▸ **Available records**:
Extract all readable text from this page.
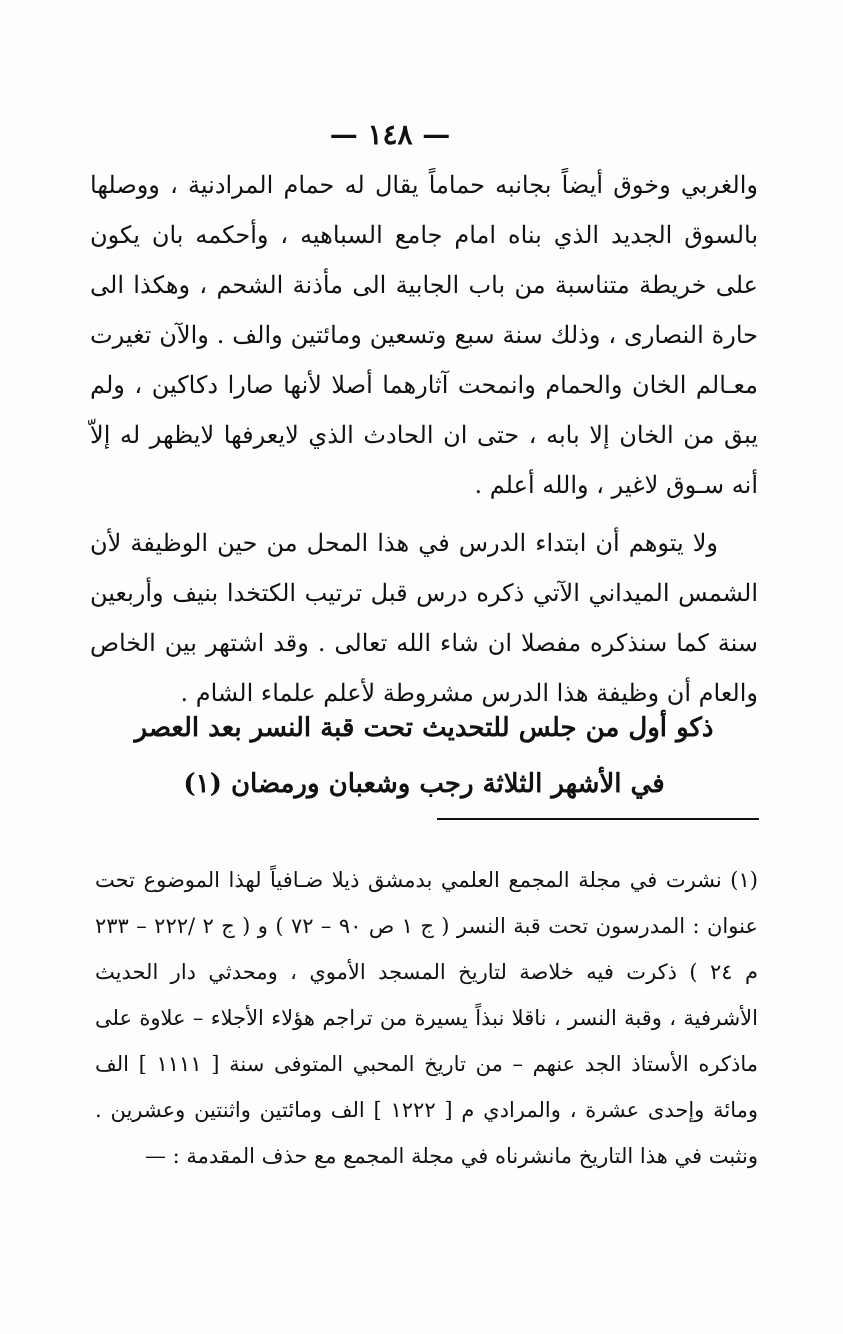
— ١٤٨ —

والغربي وخوق أيضاً بجانبه حماماً يقال له حمام المرادنية ، ووصلها بالسوق الجديد الذي بناه امام جامع السباهيه ، وأحكمه بان يكون على خريطة متناسبة من باب الجابية الى مأذنة الشحم ، وهكذا الى حارة النصارى ، وذلك سنة سبع وتسعين ومائتين والف . والآن تغيرت معـالم الخان والحمام وانمحت آثارهما أصلا لأنها صارا دكاكين ، ولم يبق من الخان إلا بابه ، حتى ان الحادث الذي لايعرفها لايظهر له إلاّ أنه سـوق لاغير ، والله أعلم .

ولا يتوهم أن ابتداء الدرس في هذا المحل من حين الوظيفة لأن الشمس الميداني الآتي ذكره درس قبل ترتيب الكتخدا بنيف وأربعين سنة كما سنذكره مفصلا ان شاء الله تعالى . وقد اشتهر بين الخاص والعام أن وظيفة هذا الدرس مشروطة لأعلم علماء الشام .

ذكو أول من جلس للتحديث تحت قبة النسر بعد العصر
في الأشهر الثلاثة رجب وشعبان ورمضان (١)

(١) نشرت في مجلة المجمع العلمي بدمشق ذيلا ضـافياً لهذا الموضوع تحت عنوان : المدرسون تحت قبة النسر ( ج ١ ص ٩٠ – ٧٢ ) و ( ج ٢ /٢٢٢ – ٢٣٣ م ٢٤ ) ذكرت فيه خلاصة لتاريخ المسجد الأموي ، ومحدثي دار الحديث الأشرفية ، وقبة النسر ، ناقلا نبذاً يسيرة من تراجم هؤلاء الأجلاء – علاوة على ماذكره الأستاذ الجد عنهم – من تاريخ المحبي المتوفى سنة [ ١١١١ ] الف ومائة وإحدى عشرة ، والمرادي م [ ١٢٢٢ ] الف ومائتين واثنتين وعشرين . ونثبت في هذا التاريخ مانشرناه في مجلة المجمع مع حذف المقدمة : —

▸ **What to work on**:
Where a line in the material above holds "ومائتين", copy that line.

▸ **Result**:
والغربي وخوق أيضاً بجانبه حماماً يقال له حمام المرادنية ، ووصلها بالسوق الجديد الذي بناه امام جامع السباهيه ، وأحكمه بان يكون على خريطة متناسبة من باب الجابية الى مأذنة الشحم ، وهكذا الى حارة النصارى ، وذلك سنة سبع وتسعين ومائتين والف . والآن تغيرت معـالم الخان والحمام وانمحت آثارهما أصلا لأنها صارا دكاكين ، ولم يبق من الخان إلا بابه ، حتى ان الحادث الذي لايعرفها لايظهر له إلاّ أنه سـوق لاغير ، والله أعلم .
(١) نشرت في مجلة المجمع العلمي بدمشق ذيلا ضـافياً لهذا الموضوع تحت عنوان : المدرسون تحت قبة النسر ( ج ١ ص ٩٠ – ٧٢ ) و ( ج ٢ /٢٢٢ – ٢٣٣ م ٢٤ ) ذكرت فيه خلاصة لتاريخ المسجد الأموي ، ومحدثي دار الحديث الأشرفية ، وقبة النسر ، ناقلا نبذاً يسيرة من تراجم هؤلاء الأجلاء – علاوة على ماذكره الأستاذ الجد عنهم – من تاريخ المحبي المتوفى سنة [ ١١١١ ] الف ومائة وإحدى عشرة ، والمرادي م [ ١٢٢٢ ] الف ومائتين واثنتين وعشرين . ونثبت في هذا التاريخ مانشرناه في مجلة المجمع مع حذف المقدمة : —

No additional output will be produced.